**What the task asks**
Filter the entries, keeping every line with the word "name".

— START OF Provided data —

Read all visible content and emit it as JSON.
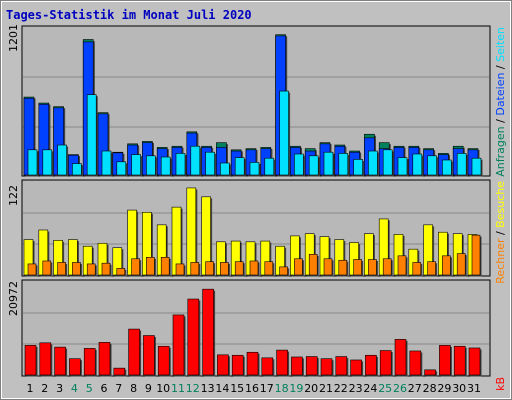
{
  "title": "Tages-Statistik im Monat Juli 2020",
  "colors": {
    "background": "#c0c0c0",
    "panel": "#b8b8b8",
    "grid": "#888888",
    "anfragen": "#00805c",
    "dateien": "#0040ff",
    "seiten": "#00e0ff",
    "besuche": "#ffff00",
    "rechner": "#ff8000",
    "kb": "#ff0000",
    "weekday": "#000000",
    "weekend": "#00805c"
  },
  "days": [
    "1",
    "2",
    "3",
    "4",
    "5",
    "6",
    "7",
    "8",
    "9",
    "10",
    "11",
    "12",
    "13",
    "14",
    "15",
    "16",
    "17",
    "18",
    "19",
    "20",
    "21",
    "22",
    "23",
    "24",
    "25",
    "26",
    "27",
    "28",
    "29",
    "30",
    "31"
  ],
  "weekend_days": [
    "4",
    "5",
    "11",
    "12",
    "18",
    "19",
    "25",
    "26"
  ],
  "side_labels": {
    "top": [
      {
        "text": "Anfragen",
        "color": "#00805c"
      },
      {
        "text": " / ",
        "color": "#000000"
      },
      {
        "text": "Dateien",
        "color": "#0040ff"
      },
      {
        "text": " / ",
        "color": "#000000"
      },
      {
        "text": "Seiten",
        "color": "#00e0ff"
      }
    ],
    "middle": [
      {
        "text": "Rechner",
        "color": "#ff8000"
      },
      {
        "text": " / ",
        "color": "#000000"
      },
      {
        "text": "Besuche",
        "color": "#ffff00"
      }
    ],
    "bottom": [
      {
        "text": "kB",
        "color": "#ff0000"
      }
    ]
  },
  "chart_data": [
    {
      "type": "bar",
      "ymax_label": "1201",
      "ylim": [
        0,
        1201
      ],
      "categories": [
        "1",
        "2",
        "3",
        "4",
        "5",
        "6",
        "7",
        "8",
        "9",
        "10",
        "11",
        "12",
        "13",
        "14",
        "15",
        "16",
        "17",
        "18",
        "19",
        "20",
        "21",
        "22",
        "23",
        "24",
        "25",
        "26",
        "27",
        "28",
        "29",
        "30",
        "31"
      ],
      "series": [
        {
          "name": "Anfragen",
          "values": [
            650,
            600,
            570,
            170,
            1130,
            520,
            190,
            260,
            280,
            230,
            240,
            360,
            240,
            270,
            210,
            220,
            230,
            1170,
            240,
            220,
            270,
            250,
            200,
            340,
            270,
            240,
            240,
            220,
            180,
            240,
            220
          ]
        },
        {
          "name": "Dateien",
          "values": [
            640,
            590,
            560,
            165,
            1110,
            510,
            185,
            250,
            270,
            220,
            230,
            350,
            230,
            230,
            200,
            210,
            220,
            1160,
            230,
            200,
            260,
            240,
            190,
            310,
            220,
            230,
            230,
            210,
            170,
            220,
            210
          ]
        },
        {
          "name": "Seiten",
          "values": [
            210,
            210,
            250,
            95,
            670,
            200,
            110,
            170,
            160,
            150,
            180,
            240,
            190,
            100,
            145,
            105,
            140,
            700,
            175,
            160,
            190,
            180,
            130,
            200,
            210,
            145,
            175,
            160,
            125,
            180,
            140
          ]
        }
      ]
    },
    {
      "type": "bar",
      "ymax_label": "122",
      "ylim": [
        0,
        122
      ],
      "categories": [
        "1",
        "2",
        "3",
        "4",
        "5",
        "6",
        "7",
        "8",
        "9",
        "10",
        "11",
        "12",
        "13",
        "14",
        "15",
        "16",
        "17",
        "18",
        "19",
        "20",
        "21",
        "22",
        "23",
        "24",
        "25",
        "26",
        "27",
        "28",
        "29",
        "30",
        "31"
      ],
      "series": [
        {
          "name": "Besuche",
          "values": [
            48,
            61,
            47,
            48,
            39,
            43,
            37,
            88,
            85,
            68,
            92,
            118,
            106,
            45,
            46,
            45,
            46,
            39,
            53,
            56,
            52,
            48,
            44,
            56,
            76,
            55,
            35,
            68,
            58,
            56,
            55
          ]
        },
        {
          "name": "Rechner",
          "values": [
            15,
            19,
            17,
            17,
            15,
            16,
            9,
            22,
            24,
            24,
            15,
            17,
            18,
            17,
            18,
            19,
            18,
            11,
            22,
            28,
            22,
            20,
            21,
            21,
            22,
            26,
            17,
            18,
            26,
            29,
            54
          ]
        }
      ]
    },
    {
      "type": "bar",
      "ymax_label": "20972",
      "ylim": [
        0,
        20972
      ],
      "categories": [
        "1",
        "2",
        "3",
        "4",
        "5",
        "6",
        "7",
        "8",
        "9",
        "10",
        "11",
        "12",
        "13",
        "14",
        "15",
        "16",
        "17",
        "18",
        "19",
        "20",
        "21",
        "22",
        "23",
        "24",
        "25",
        "26",
        "27",
        "28",
        "29",
        "30",
        "31"
      ],
      "series": [
        {
          "name": "kB",
          "values": [
            6900,
            7500,
            6500,
            3800,
            6200,
            7600,
            1600,
            10700,
            9200,
            6700,
            14000,
            17700,
            20000,
            4700,
            4600,
            5300,
            4000,
            5800,
            4200,
            4300,
            3800,
            4300,
            3500,
            4600,
            5700,
            8300,
            5600,
            1200,
            6900,
            6700,
            6300
          ]
        }
      ]
    }
  ]
}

— END OF Provided data —

**Exercise output**
          "name": "Anfragen",
          "name": "Dateien",
          "name": "Seiten",
          "name": "Besuche",
          "name": "Rechner",
          "name": "kB",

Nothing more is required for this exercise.